-- Listed entries start --

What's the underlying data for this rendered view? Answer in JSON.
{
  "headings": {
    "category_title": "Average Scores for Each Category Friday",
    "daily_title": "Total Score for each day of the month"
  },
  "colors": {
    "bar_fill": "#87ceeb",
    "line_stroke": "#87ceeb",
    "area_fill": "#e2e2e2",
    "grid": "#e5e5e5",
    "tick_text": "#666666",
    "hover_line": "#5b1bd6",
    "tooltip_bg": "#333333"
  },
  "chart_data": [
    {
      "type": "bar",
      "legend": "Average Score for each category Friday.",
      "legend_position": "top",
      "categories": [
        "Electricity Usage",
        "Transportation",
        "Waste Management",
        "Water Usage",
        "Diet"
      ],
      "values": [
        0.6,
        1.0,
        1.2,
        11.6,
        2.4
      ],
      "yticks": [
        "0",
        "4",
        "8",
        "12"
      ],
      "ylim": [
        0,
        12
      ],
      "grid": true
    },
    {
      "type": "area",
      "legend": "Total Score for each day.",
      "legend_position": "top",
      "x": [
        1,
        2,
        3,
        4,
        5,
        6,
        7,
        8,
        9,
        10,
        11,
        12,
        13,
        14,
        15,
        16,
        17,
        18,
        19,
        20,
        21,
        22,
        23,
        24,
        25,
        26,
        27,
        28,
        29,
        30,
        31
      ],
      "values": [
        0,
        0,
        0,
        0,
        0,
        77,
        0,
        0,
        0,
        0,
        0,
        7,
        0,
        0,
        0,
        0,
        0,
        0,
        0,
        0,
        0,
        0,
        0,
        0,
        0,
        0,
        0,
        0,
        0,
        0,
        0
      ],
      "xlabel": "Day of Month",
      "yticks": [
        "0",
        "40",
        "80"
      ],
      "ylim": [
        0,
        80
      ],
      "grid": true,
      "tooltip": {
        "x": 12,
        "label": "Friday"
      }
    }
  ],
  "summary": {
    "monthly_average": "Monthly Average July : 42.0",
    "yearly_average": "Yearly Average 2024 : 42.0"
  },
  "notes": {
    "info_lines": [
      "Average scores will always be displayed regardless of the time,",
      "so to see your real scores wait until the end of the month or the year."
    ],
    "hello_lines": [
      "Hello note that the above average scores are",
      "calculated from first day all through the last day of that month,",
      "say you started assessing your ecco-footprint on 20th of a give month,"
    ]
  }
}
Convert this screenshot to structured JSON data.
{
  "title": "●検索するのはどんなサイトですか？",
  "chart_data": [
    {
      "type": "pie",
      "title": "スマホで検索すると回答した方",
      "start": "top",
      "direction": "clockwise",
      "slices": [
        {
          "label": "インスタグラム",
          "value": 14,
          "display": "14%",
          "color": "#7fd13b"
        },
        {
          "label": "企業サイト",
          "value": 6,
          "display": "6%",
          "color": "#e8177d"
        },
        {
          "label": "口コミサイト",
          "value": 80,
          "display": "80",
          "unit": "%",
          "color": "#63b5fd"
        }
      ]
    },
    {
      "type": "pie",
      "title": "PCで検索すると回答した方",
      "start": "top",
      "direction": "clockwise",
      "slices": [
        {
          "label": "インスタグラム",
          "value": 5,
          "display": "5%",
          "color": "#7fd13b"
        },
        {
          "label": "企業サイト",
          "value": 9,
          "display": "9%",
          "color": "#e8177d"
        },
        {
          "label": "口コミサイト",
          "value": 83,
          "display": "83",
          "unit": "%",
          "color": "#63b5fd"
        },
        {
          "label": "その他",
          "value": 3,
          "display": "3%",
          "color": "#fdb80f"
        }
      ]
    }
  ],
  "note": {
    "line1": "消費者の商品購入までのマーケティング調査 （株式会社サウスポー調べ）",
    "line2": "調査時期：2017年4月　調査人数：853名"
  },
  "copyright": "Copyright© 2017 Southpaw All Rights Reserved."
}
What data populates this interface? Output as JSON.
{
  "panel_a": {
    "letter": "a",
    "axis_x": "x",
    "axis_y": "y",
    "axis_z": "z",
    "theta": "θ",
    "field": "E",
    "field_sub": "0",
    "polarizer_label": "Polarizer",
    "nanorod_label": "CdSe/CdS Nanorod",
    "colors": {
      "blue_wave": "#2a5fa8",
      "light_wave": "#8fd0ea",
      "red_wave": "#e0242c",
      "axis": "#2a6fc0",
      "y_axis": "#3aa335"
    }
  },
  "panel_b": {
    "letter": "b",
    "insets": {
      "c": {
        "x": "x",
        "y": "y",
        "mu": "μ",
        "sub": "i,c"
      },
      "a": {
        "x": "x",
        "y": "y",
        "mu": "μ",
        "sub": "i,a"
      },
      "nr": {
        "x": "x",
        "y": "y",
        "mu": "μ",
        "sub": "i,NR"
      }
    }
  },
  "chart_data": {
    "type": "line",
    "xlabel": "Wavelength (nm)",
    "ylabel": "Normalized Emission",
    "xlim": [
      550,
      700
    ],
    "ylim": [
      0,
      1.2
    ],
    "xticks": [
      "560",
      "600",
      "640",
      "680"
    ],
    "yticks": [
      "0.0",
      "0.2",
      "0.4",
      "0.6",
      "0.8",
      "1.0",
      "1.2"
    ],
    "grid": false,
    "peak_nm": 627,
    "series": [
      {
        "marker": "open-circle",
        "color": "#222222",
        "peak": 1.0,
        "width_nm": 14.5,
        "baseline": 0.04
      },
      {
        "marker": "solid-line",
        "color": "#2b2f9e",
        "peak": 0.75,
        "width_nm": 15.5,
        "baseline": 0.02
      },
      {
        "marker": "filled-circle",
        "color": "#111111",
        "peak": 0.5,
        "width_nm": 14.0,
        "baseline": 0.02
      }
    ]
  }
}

-- Listed entries end --

-- The exercise --
Print the material verbatim, all of it.

-- Answer to this exercise --
What's the underlying data for this rendered view? Answer in JSON.
{
  "headings": {
    "category_title": "Average Scores for Each Category Friday",
    "daily_title": "Total Score for each day of the month"
  },
  "colors": {
    "bar_fill": "#87ceeb",
    "line_stroke": "#87ceeb",
    "area_fill": "#e2e2e2",
    "grid": "#e5e5e5",
    "tick_text": "#666666",
    "hover_line": "#5b1bd6",
    "tooltip_bg": "#333333"
  },
  "chart_data": [
    {
      "type": "bar",
      "legend": "Average Score for each category Friday.",
      "legend_position": "top",
      "categories": [
        "Electricity Usage",
        "Transportation",
        "Waste Management",
        "Water Usage",
        "Diet"
      ],
      "values": [
        0.6,
        1.0,
        1.2,
        11.6,
        2.4
      ],
      "yticks": [
        "0",
        "4",
        "8",
        "12"
      ],
      "ylim": [
        0,
        12
      ],
      "grid": true
    },
    {
      "type": "area",
      "legend": "Total Score for each day.",
      "legend_position": "top",
      "x": [
        1,
        2,
        3,
        4,
        5,
        6,
        7,
        8,
        9,
        10,
        11,
        12,
        13,
        14,
        15,
        16,
        17,
        18,
        19,
        20,
        21,
        22,
        23,
        24,
        25,
        26,
        27,
        28,
        29,
        30,
        31
      ],
      "values": [
        0,
        0,
        0,
        0,
        0,
        77,
        0,
        0,
        0,
        0,
        0,
        7,
        0,
        0,
        0,
        0,
        0,
        0,
        0,
        0,
        0,
        0,
        0,
        0,
        0,
        0,
        0,
        0,
        0,
        0,
        0
      ],
      "xlabel": "Day of Month",
      "yticks": [
        "0",
        "40",
        "80"
      ],
      "ylim": [
        0,
        80
      ],
      "grid": true,
      "tooltip": {
        "x": 12,
        "label": "Friday"
      }
    }
  ],
  "summary": {
    "monthly_average": "Monthly Average July : 42.0",
    "yearly_average": "Yearly Average 2024 : 42.0"
  },
  "notes": {
    "info_lines": [
      "Average scores will always be displayed regardless of the time,",
      "so to see your real scores wait until the end of the month or the year."
    ],
    "hello_lines": [
      "Hello note that the above average scores are",
      "calculated from first day all through the last day of that month,",
      "say you started assessing your ecco-footprint on 20th of a give month,"
    ]
  }
}
Convert this screenshot to structured JSON data.
{
  "title": "●検索するのはどんなサイトですか？",
  "chart_data": [
    {
      "type": "pie",
      "title": "スマホで検索すると回答した方",
      "start": "top",
      "direction": "clockwise",
      "slices": [
        {
          "label": "インスタグラム",
          "value": 14,
          "display": "14%",
          "color": "#7fd13b"
        },
        {
          "label": "企業サイト",
          "value": 6,
          "display": "6%",
          "color": "#e8177d"
        },
        {
          "label": "口コミサイト",
          "value": 80,
          "display": "80",
          "unit": "%",
          "color": "#63b5fd"
        }
      ]
    },
    {
      "type": "pie",
      "title": "PCで検索すると回答した方",
      "start": "top",
      "direction": "clockwise",
      "slices": [
        {
          "label": "インスタグラム",
          "value": 5,
          "display": "5%",
          "color": "#7fd13b"
        },
        {
          "label": "企業サイト",
          "value": 9,
          "display": "9%",
          "color": "#e8177d"
        },
        {
          "label": "口コミサイト",
          "value": 83,
          "display": "83",
          "unit": "%",
          "color": "#63b5fd"
        },
        {
          "label": "その他",
          "value": 3,
          "display": "3%",
          "color": "#fdb80f"
        }
      ]
    }
  ],
  "note": {
    "line1": "消費者の商品購入までのマーケティング調査 （株式会社サウスポー調べ）",
    "line2": "調査時期：2017年4月　調査人数：853名"
  },
  "copyright": "Copyright© 2017 Southpaw All Rights Reserved."
}
What data populates this interface? Output as JSON.
{
  "panel_a": {
    "letter": "a",
    "axis_x": "x",
    "axis_y": "y",
    "axis_z": "z",
    "theta": "θ",
    "field": "E",
    "field_sub": "0",
    "polarizer_label": "Polarizer",
    "nanorod_label": "CdSe/CdS Nanorod",
    "colors": {
      "blue_wave": "#2a5fa8",
      "light_wave": "#8fd0ea",
      "red_wave": "#e0242c",
      "axis": "#2a6fc0",
      "y_axis": "#3aa335"
    }
  },
  "panel_b": {
    "letter": "b",
    "insets": {
      "c": {
        "x": "x",
        "y": "y",
        "mu": "μ",
        "sub": "i,c"
      },
      "a": {
        "x": "x",
        "y": "y",
        "mu": "μ",
        "sub": "i,a"
      },
      "nr": {
        "x": "x",
        "y": "y",
        "mu": "μ",
        "sub": "i,NR"
      }
    }
  },
  "chart_data": {
    "type": "line",
    "xlabel": "Wavelength (nm)",
    "ylabel": "Normalized Emission",
    "xlim": [
      550,
      700
    ],
    "ylim": [
      0,
      1.2
    ],
    "xticks": [
      "560",
      "600",
      "640",
      "680"
    ],
    "yticks": [
      "0.0",
      "0.2",
      "0.4",
      "0.6",
      "0.8",
      "1.0",
      "1.2"
    ],
    "grid": false,
    "peak_nm": 627,
    "series": [
      {
        "marker": "open-circle",
        "color": "#222222",
        "peak": 1.0,
        "width_nm": 14.5,
        "baseline": 0.04
      },
      {
        "marker": "solid-line",
        "color": "#2b2f9e",
        "peak": 0.75,
        "width_nm": 15.5,
        "baseline": 0.02
      },
      {
        "marker": "filled-circle",
        "color": "#111111",
        "peak": 0.5,
        "width_nm": 14.0,
        "baseline": 0.02
      }
    ]
  }
}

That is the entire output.